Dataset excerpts
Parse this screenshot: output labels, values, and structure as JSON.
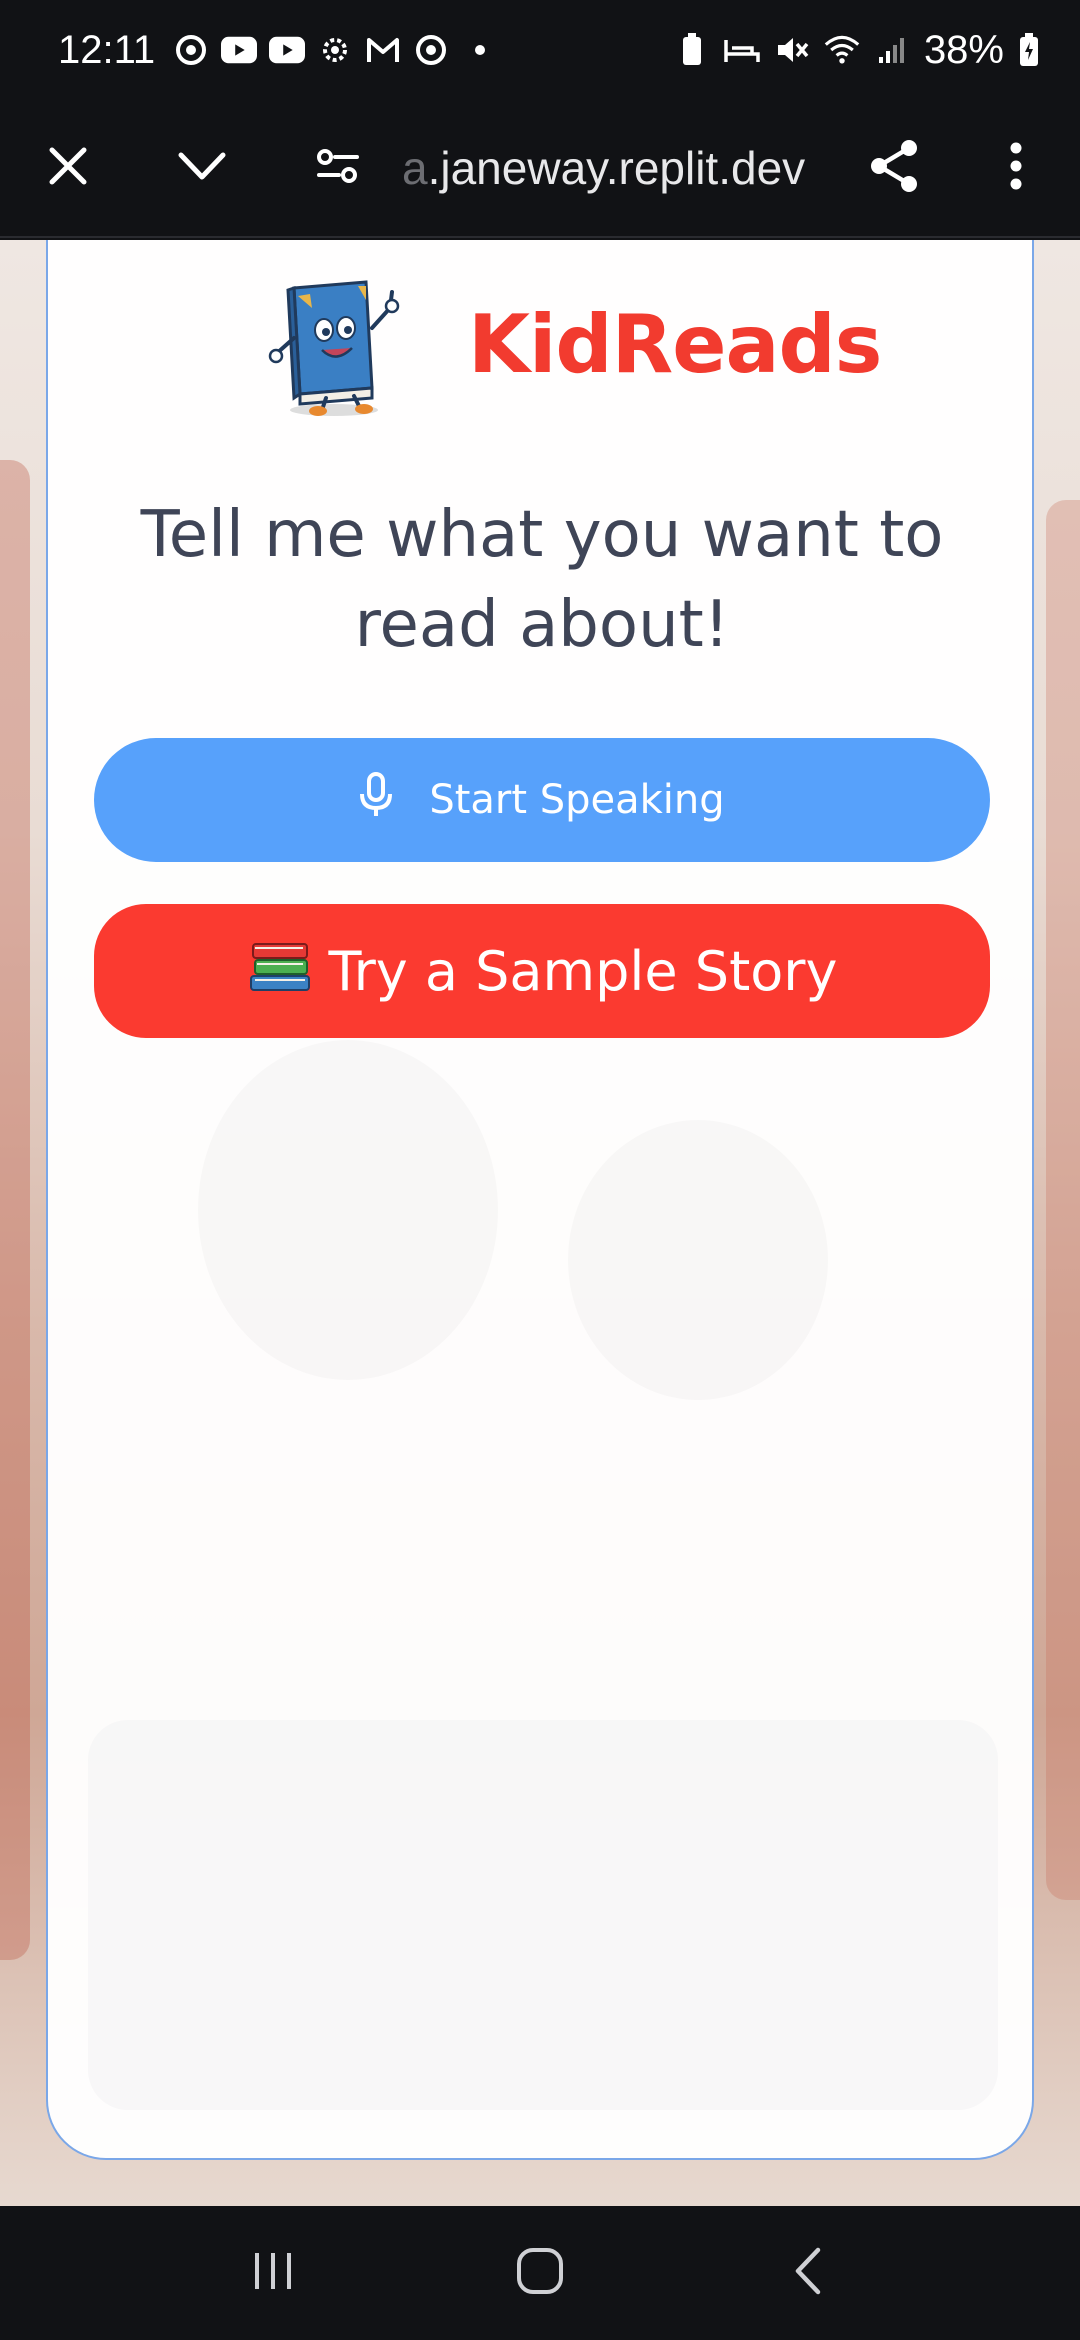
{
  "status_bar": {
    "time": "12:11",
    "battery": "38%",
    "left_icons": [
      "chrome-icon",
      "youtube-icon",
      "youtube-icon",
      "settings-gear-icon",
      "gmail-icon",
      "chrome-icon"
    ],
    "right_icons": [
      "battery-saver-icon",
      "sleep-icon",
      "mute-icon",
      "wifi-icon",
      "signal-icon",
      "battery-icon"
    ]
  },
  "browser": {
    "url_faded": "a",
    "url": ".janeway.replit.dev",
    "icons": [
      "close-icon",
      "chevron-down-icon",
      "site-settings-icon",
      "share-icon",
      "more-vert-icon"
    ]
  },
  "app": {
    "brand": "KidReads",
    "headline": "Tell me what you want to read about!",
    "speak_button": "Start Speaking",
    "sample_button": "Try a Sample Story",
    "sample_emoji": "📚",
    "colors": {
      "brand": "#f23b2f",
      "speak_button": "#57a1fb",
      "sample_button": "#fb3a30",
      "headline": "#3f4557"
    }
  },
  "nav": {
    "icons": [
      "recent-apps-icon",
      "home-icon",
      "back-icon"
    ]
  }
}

* _PROBLEM_
Identify every line holding the word "battery" and copy it out.

* _RESPONSE TO THE TASK_
    "battery": "38%",
      "battery-saver-icon",
      "battery-icon"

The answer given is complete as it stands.